■ Figure dataset records ■
--- begin ---

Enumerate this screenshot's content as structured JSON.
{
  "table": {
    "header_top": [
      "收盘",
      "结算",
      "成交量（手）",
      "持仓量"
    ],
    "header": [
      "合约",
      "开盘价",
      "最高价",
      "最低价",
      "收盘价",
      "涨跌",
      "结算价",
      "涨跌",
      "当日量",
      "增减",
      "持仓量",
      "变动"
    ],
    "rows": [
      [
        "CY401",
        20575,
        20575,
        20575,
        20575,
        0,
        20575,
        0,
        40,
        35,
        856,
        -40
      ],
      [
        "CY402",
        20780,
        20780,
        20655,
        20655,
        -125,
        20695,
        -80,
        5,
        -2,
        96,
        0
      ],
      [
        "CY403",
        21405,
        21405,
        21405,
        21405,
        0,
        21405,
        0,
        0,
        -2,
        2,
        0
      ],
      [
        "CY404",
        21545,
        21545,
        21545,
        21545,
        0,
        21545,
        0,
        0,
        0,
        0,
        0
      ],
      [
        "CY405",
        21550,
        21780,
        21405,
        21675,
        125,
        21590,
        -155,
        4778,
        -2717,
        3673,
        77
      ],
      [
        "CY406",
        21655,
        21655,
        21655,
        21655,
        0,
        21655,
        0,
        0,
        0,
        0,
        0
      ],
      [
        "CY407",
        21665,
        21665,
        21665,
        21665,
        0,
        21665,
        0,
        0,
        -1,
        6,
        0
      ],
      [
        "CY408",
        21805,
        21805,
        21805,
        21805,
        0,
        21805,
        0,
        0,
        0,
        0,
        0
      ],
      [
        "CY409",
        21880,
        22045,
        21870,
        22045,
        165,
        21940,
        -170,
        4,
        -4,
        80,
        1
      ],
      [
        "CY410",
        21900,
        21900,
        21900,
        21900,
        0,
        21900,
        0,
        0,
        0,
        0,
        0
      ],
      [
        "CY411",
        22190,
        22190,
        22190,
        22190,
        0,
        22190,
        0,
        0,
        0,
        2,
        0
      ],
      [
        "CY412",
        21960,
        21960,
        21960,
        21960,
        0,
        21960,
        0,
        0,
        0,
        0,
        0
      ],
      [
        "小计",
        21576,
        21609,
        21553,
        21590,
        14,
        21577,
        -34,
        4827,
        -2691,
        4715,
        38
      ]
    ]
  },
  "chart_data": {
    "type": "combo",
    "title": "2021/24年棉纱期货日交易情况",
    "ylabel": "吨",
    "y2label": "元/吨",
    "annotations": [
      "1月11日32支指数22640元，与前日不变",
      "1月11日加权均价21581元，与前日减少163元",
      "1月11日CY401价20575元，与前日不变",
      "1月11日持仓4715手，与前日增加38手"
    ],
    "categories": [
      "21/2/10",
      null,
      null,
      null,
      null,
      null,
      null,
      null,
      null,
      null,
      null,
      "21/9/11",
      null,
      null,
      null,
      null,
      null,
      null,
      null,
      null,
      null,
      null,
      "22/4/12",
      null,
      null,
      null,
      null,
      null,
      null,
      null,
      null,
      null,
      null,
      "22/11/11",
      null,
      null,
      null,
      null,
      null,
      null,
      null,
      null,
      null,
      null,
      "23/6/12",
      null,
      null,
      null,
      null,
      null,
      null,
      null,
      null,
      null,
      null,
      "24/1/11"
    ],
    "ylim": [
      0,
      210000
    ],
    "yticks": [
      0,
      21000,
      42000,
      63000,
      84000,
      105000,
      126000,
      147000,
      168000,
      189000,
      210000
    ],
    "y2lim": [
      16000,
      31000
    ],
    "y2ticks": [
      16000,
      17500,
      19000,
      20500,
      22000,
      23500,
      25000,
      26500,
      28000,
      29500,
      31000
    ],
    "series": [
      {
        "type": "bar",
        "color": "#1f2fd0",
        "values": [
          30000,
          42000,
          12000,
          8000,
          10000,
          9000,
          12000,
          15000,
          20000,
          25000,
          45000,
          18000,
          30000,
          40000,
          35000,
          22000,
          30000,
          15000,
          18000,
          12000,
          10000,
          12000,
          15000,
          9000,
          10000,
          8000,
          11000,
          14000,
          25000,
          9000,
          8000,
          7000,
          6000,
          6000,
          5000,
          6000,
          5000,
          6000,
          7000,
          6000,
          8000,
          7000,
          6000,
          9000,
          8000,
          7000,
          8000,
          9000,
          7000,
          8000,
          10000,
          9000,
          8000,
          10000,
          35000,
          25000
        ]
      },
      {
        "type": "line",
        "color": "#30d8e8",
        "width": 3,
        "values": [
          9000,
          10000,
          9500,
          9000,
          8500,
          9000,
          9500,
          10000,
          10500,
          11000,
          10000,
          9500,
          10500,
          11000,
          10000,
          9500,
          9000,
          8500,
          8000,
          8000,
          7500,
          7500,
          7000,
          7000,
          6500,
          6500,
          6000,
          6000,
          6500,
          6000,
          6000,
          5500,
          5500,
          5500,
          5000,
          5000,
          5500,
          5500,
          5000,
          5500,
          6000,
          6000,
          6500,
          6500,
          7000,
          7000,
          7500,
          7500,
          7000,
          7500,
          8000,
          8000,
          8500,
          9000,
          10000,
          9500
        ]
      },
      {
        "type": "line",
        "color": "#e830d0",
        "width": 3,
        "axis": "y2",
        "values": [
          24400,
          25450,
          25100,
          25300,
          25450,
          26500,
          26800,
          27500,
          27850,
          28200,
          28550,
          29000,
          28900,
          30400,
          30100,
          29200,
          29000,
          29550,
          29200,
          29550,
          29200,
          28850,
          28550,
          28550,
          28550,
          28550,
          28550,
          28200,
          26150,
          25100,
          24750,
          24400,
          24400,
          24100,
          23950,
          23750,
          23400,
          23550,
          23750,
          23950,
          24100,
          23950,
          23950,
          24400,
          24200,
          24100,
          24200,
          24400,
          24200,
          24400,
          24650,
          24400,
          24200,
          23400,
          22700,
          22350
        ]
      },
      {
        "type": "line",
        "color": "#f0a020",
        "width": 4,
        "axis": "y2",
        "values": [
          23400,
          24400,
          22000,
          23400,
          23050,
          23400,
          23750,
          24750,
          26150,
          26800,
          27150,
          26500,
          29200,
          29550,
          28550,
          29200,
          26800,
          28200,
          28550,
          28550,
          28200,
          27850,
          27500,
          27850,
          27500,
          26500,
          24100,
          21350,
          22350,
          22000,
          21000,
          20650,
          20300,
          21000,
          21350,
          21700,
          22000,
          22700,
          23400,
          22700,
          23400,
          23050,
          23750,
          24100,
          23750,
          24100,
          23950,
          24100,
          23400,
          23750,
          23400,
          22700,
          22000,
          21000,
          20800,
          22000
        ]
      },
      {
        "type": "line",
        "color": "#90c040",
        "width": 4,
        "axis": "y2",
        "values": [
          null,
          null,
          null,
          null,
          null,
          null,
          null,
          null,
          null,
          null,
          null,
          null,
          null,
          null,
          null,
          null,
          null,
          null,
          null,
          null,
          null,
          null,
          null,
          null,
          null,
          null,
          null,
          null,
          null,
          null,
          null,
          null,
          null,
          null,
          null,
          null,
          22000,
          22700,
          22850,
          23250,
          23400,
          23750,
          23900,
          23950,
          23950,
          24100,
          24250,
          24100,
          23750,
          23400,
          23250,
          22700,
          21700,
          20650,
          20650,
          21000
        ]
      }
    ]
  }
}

--- end ---

■ What the task requires ■
Only the number is wanted: how many lines contain the string "与前日不变"?

■ The solution ■
2